WHAT IS EXPECTED:
Every entry must be copied word for word.

[Figure data in JSON]

┄┄┄┄┄┄┄┄┄┄┄┄┄┄┄┄┄┄┄┄

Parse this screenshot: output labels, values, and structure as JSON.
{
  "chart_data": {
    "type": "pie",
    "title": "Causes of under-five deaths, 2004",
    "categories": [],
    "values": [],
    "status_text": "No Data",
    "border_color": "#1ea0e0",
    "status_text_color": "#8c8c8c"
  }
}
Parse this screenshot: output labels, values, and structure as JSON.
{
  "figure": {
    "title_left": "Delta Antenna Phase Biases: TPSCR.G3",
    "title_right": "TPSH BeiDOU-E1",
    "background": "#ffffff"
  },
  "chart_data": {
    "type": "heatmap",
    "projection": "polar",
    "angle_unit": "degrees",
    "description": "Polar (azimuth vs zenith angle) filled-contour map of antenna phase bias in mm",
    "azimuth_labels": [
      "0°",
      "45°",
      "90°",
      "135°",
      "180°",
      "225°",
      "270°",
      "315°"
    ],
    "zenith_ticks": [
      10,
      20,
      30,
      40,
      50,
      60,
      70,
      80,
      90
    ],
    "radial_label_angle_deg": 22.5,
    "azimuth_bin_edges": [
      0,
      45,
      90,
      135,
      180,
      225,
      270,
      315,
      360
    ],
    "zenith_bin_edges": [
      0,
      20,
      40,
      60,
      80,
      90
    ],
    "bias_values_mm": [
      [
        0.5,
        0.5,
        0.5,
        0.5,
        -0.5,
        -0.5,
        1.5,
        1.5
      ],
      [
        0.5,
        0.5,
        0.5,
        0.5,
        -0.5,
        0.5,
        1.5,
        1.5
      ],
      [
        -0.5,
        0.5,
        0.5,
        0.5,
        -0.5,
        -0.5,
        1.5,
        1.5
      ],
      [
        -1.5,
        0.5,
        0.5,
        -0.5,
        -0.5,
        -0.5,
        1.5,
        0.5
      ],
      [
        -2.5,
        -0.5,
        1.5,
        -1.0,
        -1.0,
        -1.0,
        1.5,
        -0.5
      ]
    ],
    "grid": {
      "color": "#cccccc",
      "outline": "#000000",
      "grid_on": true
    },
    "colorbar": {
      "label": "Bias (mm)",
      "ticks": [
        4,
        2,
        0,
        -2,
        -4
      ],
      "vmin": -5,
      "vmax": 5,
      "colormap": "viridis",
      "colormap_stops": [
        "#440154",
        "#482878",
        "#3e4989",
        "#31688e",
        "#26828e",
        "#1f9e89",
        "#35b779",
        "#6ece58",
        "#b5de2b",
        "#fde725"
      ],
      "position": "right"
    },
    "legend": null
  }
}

┄┄┄┄┄┄┄┄┄┄┄┄┄┄┄┄┄┄┄┄

EXERCISE OUTPUT:
Parse this screenshot: output labels, values, and structure as JSON.
{
  "chart_data": {
    "type": "pie",
    "title": "Causes of under-five deaths, 2004",
    "categories": [],
    "values": [],
    "status_text": "No Data",
    "border_color": "#1ea0e0",
    "status_text_color": "#8c8c8c"
  }
}
Parse this screenshot: output labels, values, and structure as JSON.
{
  "figure": {
    "title_left": "Delta Antenna Phase Biases: TPSCR.G3",
    "title_right": "TPSH BeiDOU-E1",
    "background": "#ffffff"
  },
  "chart_data": {
    "type": "heatmap",
    "projection": "polar",
    "angle_unit": "degrees",
    "description": "Polar (azimuth vs zenith angle) filled-contour map of antenna phase bias in mm",
    "azimuth_labels": [
      "0°",
      "45°",
      "90°",
      "135°",
      "180°",
      "225°",
      "270°",
      "315°"
    ],
    "zenith_ticks": [
      10,
      20,
      30,
      40,
      50,
      60,
      70,
      80,
      90
    ],
    "radial_label_angle_deg": 22.5,
    "azimuth_bin_edges": [
      0,
      45,
      90,
      135,
      180,
      225,
      270,
      315,
      360
    ],
    "zenith_bin_edges": [
      0,
      20,
      40,
      60,
      80,
      90
    ],
    "bias_values_mm": [
      [
        0.5,
        0.5,
        0.5,
        0.5,
        -0.5,
        -0.5,
        1.5,
        1.5
      ],
      [
        0.5,
        0.5,
        0.5,
        0.5,
        -0.5,
        0.5,
        1.5,
        1.5
      ],
      [
        -0.5,
        0.5,
        0.5,
        0.5,
        -0.5,
        -0.5,
        1.5,
        1.5
      ],
      [
        -1.5,
        0.5,
        0.5,
        -0.5,
        -0.5,
        -0.5,
        1.5,
        0.5
      ],
      [
        -2.5,
        -0.5,
        1.5,
        -1.0,
        -1.0,
        -1.0,
        1.5,
        -0.5
      ]
    ],
    "grid": {
      "color": "#cccccc",
      "outline": "#000000",
      "grid_on": true
    },
    "colorbar": {
      "label": "Bias (mm)",
      "ticks": [
        4,
        2,
        0,
        -2,
        -4
      ],
      "vmin": -5,
      "vmax": 5,
      "colormap": "viridis",
      "colormap_stops": [
        "#440154",
        "#482878",
        "#3e4989",
        "#31688e",
        "#26828e",
        "#1f9e89",
        "#35b779",
        "#6ece58",
        "#b5de2b",
        "#fde725"
      ],
      "position": "right"
    },
    "legend": null
  }
}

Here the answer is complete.